Stored rows ->
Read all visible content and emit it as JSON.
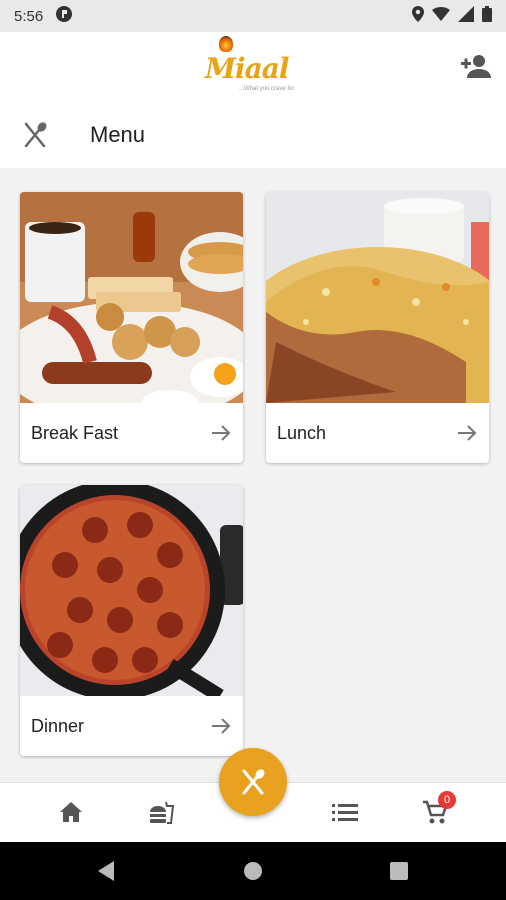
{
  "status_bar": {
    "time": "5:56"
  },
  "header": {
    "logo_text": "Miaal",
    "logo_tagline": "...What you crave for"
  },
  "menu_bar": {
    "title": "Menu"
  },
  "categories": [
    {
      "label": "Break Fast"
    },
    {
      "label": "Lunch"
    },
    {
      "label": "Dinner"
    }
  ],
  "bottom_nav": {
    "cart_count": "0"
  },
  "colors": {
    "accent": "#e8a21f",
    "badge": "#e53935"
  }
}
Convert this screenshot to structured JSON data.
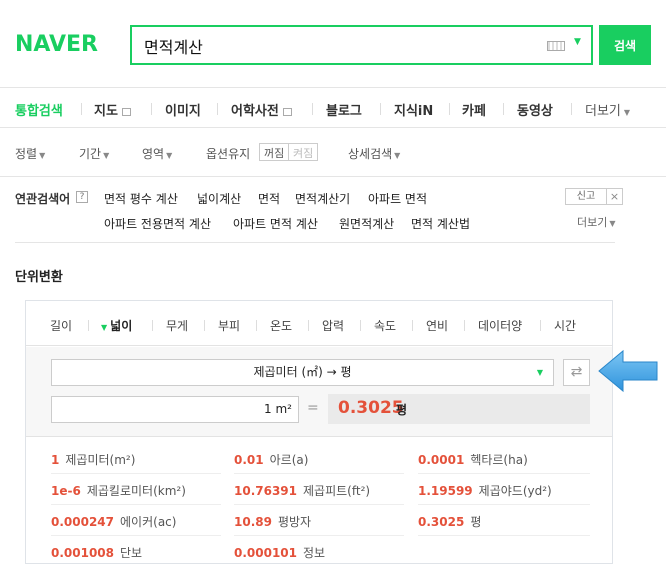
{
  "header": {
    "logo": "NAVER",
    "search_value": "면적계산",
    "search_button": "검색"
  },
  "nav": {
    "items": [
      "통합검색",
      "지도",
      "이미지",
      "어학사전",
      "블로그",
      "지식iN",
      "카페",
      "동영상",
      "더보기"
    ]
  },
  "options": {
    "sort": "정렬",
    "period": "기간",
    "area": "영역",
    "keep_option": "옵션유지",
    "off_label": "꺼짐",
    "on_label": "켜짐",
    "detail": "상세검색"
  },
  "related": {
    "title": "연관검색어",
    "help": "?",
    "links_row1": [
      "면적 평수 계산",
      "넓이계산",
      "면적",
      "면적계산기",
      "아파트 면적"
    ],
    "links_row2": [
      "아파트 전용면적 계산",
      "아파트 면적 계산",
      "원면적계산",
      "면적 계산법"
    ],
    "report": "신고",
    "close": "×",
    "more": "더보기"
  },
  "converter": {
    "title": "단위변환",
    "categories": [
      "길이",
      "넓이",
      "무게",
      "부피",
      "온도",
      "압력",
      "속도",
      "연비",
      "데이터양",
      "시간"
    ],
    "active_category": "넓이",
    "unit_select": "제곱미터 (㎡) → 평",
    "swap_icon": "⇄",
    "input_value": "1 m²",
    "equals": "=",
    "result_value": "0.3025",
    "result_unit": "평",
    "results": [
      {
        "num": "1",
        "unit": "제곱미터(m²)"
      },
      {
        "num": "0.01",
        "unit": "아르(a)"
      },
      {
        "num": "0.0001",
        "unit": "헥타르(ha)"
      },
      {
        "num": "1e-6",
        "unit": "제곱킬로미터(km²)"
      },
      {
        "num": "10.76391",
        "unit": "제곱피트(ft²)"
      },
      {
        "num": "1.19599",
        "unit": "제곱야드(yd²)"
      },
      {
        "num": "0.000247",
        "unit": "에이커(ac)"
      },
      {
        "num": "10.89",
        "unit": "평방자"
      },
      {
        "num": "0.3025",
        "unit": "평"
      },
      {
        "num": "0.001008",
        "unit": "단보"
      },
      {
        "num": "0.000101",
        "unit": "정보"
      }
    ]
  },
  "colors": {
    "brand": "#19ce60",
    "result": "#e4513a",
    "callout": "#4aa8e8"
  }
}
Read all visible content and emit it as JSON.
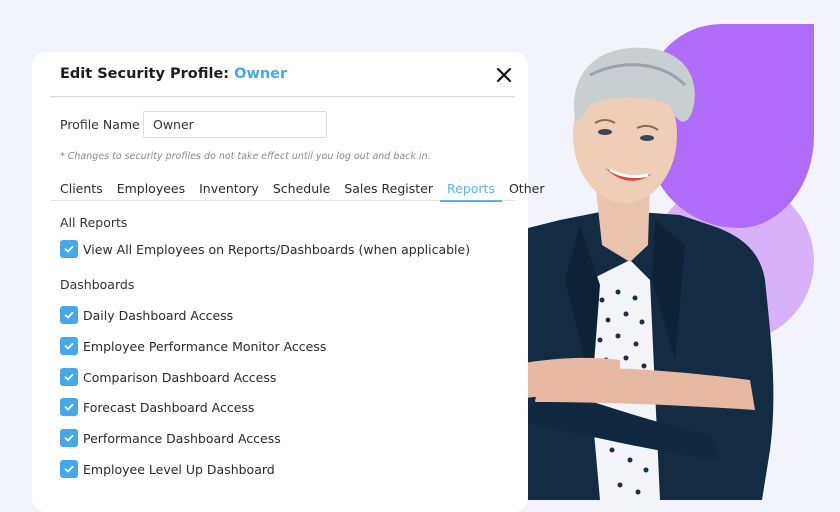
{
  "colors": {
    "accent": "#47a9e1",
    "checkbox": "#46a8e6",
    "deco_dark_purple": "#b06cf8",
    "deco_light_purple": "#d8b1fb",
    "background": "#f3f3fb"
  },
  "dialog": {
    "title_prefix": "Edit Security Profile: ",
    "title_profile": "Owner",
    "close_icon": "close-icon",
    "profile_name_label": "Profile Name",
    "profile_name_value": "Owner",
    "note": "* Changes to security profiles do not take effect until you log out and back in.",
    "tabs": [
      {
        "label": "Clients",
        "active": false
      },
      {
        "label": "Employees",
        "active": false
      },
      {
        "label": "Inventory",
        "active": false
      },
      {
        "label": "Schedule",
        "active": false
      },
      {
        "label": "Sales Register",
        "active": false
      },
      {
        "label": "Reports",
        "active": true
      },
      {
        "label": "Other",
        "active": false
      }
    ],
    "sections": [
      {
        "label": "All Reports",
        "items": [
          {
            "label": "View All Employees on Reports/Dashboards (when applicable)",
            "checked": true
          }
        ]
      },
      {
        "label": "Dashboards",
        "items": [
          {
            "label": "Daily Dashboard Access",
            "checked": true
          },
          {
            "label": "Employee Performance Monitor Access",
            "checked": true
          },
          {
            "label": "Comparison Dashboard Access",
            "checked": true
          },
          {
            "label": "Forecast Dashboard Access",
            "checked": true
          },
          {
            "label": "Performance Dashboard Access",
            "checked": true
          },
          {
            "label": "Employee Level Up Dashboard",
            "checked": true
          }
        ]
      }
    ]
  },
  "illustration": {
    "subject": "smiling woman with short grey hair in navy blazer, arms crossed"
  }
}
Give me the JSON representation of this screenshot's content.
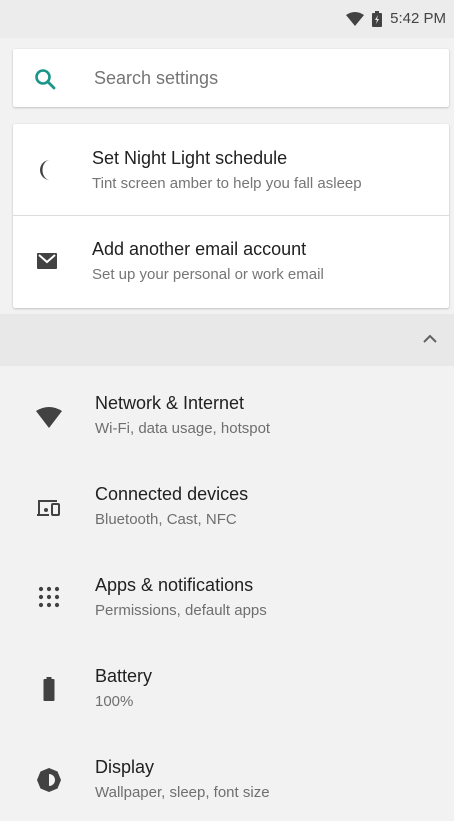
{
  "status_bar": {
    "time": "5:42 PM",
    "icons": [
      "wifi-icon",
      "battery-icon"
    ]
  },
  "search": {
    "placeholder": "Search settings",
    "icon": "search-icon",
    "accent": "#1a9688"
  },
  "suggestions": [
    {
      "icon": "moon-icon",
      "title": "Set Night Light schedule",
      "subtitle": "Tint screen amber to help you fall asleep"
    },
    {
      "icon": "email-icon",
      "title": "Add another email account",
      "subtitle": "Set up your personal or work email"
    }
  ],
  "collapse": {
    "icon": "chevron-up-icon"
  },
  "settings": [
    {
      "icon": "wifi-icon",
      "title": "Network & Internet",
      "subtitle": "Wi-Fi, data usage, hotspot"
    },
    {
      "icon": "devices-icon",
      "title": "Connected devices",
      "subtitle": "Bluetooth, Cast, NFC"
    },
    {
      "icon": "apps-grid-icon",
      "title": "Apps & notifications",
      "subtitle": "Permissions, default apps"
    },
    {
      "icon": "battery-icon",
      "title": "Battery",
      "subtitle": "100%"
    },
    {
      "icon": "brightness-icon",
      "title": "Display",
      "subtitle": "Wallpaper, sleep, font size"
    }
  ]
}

* * *

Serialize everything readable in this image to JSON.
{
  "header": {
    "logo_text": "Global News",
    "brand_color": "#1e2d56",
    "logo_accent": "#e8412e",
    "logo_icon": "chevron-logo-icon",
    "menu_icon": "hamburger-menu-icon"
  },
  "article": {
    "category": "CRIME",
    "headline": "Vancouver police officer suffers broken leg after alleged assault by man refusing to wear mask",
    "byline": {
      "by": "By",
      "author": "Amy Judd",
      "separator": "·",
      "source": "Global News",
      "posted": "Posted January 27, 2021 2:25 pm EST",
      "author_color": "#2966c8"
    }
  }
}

...

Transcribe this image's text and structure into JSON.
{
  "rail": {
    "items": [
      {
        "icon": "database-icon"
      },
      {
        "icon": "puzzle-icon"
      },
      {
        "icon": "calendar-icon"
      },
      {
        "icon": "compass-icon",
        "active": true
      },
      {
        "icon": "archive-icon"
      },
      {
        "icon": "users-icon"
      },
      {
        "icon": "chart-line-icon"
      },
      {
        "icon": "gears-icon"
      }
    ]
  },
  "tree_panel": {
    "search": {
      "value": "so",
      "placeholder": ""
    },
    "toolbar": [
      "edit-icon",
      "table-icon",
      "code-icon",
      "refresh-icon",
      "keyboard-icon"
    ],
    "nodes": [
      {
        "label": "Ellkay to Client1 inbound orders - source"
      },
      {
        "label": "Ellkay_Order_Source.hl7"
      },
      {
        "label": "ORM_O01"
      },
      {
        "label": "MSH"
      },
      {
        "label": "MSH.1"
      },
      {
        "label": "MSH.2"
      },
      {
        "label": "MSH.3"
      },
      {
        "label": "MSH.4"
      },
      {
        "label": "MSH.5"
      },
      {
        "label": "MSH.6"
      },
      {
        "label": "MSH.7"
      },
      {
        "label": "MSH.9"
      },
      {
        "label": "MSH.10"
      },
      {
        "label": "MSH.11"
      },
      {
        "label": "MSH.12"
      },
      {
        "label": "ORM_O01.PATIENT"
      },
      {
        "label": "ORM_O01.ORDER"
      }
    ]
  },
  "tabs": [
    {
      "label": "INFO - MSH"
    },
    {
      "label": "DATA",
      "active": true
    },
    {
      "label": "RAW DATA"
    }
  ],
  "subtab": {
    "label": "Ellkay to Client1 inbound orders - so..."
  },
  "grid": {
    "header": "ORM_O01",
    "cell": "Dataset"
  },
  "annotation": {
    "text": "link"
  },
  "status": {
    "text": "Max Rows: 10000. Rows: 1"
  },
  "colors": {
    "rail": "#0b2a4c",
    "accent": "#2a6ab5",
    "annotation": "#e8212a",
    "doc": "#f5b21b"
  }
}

Task details -> Among the entries above, how many lines hold the string "orders"? Respond with nothing but the number.

Answer for this exercise -> 2